[Dataset entries]
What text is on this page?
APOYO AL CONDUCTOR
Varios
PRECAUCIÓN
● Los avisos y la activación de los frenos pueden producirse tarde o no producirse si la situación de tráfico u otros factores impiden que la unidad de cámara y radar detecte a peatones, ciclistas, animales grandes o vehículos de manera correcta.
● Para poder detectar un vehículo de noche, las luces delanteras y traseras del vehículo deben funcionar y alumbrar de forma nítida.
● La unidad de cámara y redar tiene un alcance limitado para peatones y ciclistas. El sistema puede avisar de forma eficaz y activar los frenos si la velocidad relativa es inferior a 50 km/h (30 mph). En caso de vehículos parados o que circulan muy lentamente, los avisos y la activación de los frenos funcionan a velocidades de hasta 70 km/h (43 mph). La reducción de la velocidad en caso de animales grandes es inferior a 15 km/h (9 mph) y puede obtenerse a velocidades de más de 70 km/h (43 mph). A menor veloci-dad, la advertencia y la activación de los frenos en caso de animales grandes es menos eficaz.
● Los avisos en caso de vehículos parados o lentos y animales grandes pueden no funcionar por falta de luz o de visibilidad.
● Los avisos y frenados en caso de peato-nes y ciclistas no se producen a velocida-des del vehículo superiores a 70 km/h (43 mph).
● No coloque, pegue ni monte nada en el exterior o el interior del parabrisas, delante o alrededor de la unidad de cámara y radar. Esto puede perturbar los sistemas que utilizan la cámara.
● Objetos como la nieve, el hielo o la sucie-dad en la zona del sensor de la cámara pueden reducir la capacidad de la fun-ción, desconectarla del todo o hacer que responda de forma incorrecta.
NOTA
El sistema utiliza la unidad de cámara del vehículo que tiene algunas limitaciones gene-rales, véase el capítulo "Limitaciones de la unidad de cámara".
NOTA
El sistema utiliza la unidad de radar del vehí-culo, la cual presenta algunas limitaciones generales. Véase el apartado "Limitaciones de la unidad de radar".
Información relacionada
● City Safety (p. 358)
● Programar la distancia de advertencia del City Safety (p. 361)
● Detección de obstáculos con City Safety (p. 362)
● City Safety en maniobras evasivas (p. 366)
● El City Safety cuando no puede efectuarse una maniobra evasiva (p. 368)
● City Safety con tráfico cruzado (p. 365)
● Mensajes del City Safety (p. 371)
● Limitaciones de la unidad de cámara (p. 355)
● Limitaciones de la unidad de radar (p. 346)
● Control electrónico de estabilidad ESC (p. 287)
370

**REQUIRED WORK**. Report the number of lines above that contain the word "pueden", and only that number.

**WRITTEN REPLY**. 3